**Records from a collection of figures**
-*-*-

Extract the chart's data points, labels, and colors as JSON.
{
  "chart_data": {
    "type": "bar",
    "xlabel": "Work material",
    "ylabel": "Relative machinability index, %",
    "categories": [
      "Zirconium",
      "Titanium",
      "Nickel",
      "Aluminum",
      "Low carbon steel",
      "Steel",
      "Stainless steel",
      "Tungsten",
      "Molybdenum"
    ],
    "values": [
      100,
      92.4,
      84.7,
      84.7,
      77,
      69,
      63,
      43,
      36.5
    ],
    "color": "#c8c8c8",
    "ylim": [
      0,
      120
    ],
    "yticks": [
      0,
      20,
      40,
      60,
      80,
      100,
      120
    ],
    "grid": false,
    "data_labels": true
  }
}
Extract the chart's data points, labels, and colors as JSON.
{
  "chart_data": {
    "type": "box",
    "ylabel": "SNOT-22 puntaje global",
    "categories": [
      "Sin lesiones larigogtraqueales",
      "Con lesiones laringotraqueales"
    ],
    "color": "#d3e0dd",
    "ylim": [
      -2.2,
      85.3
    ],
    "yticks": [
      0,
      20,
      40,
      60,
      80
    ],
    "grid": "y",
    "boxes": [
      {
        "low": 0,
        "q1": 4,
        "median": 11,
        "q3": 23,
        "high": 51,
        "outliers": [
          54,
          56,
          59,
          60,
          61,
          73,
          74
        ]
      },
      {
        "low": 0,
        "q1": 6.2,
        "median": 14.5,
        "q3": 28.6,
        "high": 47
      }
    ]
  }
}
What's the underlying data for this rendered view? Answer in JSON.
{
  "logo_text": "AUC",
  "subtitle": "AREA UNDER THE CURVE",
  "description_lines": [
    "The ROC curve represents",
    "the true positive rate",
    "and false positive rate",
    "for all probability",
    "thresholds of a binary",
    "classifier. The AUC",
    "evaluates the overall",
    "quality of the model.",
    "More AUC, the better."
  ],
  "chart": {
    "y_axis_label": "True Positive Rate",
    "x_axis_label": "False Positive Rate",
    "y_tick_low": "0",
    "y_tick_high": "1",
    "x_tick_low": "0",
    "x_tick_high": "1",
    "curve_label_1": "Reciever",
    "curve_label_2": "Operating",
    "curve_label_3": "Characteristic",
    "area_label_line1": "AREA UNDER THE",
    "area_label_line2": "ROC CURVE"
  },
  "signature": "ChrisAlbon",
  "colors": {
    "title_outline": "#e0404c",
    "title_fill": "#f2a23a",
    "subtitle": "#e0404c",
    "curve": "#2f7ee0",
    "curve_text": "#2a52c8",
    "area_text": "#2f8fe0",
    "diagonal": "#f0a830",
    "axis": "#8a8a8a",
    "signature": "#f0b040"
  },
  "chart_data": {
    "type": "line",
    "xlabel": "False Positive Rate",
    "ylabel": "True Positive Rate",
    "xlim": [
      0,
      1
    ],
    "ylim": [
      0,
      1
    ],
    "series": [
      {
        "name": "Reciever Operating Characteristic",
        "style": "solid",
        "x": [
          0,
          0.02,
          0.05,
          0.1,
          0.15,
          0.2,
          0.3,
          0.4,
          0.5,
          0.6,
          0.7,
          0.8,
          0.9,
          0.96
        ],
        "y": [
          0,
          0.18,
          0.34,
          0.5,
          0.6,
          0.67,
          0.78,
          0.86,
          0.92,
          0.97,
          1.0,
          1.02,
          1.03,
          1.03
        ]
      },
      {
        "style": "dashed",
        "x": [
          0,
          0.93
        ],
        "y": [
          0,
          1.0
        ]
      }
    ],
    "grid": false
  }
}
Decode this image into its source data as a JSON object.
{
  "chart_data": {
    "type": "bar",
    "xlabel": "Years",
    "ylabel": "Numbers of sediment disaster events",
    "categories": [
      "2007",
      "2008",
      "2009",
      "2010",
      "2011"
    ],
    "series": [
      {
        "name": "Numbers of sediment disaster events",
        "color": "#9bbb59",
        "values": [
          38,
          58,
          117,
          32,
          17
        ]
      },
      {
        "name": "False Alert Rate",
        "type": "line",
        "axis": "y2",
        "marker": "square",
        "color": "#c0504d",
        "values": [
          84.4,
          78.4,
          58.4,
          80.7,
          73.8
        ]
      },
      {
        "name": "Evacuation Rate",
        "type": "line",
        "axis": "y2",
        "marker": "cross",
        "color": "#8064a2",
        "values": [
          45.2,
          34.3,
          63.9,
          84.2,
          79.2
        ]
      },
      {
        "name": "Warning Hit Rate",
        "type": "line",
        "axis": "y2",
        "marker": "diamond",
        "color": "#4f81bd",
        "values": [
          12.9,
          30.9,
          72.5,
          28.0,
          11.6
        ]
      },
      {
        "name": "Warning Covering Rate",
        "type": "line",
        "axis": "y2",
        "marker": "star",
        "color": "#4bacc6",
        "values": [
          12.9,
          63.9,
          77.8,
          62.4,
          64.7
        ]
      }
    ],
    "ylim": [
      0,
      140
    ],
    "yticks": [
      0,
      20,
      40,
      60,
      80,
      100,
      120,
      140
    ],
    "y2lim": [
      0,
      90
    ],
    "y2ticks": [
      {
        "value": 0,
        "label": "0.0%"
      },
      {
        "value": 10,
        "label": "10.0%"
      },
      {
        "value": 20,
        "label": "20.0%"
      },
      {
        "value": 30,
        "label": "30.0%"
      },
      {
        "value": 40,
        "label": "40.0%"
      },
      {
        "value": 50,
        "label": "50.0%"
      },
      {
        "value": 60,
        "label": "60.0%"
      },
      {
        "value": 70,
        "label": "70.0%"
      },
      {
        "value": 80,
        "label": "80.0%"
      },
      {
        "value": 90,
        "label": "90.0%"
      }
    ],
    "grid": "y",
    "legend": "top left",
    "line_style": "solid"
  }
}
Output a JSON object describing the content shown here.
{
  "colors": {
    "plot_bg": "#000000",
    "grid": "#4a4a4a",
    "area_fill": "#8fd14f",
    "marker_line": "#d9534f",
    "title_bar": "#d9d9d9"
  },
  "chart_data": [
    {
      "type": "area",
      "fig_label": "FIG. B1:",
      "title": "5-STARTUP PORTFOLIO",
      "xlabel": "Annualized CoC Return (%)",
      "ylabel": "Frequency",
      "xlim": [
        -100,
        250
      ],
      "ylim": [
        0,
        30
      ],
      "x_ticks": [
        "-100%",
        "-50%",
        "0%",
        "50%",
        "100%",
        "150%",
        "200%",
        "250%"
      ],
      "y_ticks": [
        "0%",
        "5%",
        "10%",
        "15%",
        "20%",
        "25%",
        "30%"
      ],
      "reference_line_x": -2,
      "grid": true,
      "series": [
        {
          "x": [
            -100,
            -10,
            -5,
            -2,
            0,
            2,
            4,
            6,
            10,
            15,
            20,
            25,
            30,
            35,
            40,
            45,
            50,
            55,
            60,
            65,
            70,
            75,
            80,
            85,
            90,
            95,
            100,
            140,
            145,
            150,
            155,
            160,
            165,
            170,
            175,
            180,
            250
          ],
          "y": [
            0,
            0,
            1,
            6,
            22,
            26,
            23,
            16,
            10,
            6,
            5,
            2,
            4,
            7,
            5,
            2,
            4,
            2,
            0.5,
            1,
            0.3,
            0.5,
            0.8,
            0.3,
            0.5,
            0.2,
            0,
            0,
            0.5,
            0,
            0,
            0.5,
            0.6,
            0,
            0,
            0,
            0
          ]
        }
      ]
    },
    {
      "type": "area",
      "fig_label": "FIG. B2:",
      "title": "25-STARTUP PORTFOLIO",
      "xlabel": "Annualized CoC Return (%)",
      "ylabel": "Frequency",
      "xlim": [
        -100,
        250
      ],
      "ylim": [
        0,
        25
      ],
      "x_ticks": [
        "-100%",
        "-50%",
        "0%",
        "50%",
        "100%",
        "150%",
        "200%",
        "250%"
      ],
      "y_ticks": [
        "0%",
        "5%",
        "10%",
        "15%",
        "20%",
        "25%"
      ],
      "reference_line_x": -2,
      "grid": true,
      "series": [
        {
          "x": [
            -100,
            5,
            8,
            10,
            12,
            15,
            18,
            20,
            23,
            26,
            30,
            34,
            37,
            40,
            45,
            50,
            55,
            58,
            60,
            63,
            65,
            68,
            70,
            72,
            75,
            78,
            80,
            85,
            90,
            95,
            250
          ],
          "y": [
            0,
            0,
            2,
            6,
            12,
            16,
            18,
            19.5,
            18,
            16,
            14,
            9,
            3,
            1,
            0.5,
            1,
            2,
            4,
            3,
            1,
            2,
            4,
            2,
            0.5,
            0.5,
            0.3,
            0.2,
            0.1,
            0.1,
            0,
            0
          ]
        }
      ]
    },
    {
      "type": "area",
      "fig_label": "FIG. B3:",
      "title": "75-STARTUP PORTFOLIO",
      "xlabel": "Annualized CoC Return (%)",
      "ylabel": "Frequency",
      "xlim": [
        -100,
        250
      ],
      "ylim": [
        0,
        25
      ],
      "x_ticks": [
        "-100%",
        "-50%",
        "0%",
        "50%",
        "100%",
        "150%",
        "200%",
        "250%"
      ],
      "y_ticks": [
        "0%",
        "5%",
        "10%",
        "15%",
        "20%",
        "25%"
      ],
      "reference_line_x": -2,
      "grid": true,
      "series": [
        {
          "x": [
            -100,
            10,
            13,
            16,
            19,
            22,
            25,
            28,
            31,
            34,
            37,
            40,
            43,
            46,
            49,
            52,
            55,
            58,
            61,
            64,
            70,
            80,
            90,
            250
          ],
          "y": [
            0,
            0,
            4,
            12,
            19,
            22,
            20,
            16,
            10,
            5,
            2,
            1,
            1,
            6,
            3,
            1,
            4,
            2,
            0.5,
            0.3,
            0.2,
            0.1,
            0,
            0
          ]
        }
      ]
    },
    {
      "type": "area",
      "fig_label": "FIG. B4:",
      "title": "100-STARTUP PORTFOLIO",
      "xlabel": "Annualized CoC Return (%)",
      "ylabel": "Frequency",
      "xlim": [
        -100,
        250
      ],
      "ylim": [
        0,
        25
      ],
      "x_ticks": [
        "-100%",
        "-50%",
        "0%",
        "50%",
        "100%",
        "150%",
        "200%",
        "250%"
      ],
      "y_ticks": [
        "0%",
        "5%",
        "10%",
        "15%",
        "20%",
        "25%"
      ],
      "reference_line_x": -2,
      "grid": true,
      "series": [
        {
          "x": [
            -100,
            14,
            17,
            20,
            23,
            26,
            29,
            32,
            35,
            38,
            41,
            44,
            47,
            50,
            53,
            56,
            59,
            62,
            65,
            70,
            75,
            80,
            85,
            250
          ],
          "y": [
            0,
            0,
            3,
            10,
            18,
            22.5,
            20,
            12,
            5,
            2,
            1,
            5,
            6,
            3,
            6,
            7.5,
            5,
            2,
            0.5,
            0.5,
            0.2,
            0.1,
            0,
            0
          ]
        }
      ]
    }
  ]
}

-*-*-

**REQUIRED TASK**
Find the lines above holding the word "disaster" and show them.

**TASK OUTPUT**
    "ylabel": "Numbers of sediment disaster events",
        "name": "Numbers of sediment disaster events",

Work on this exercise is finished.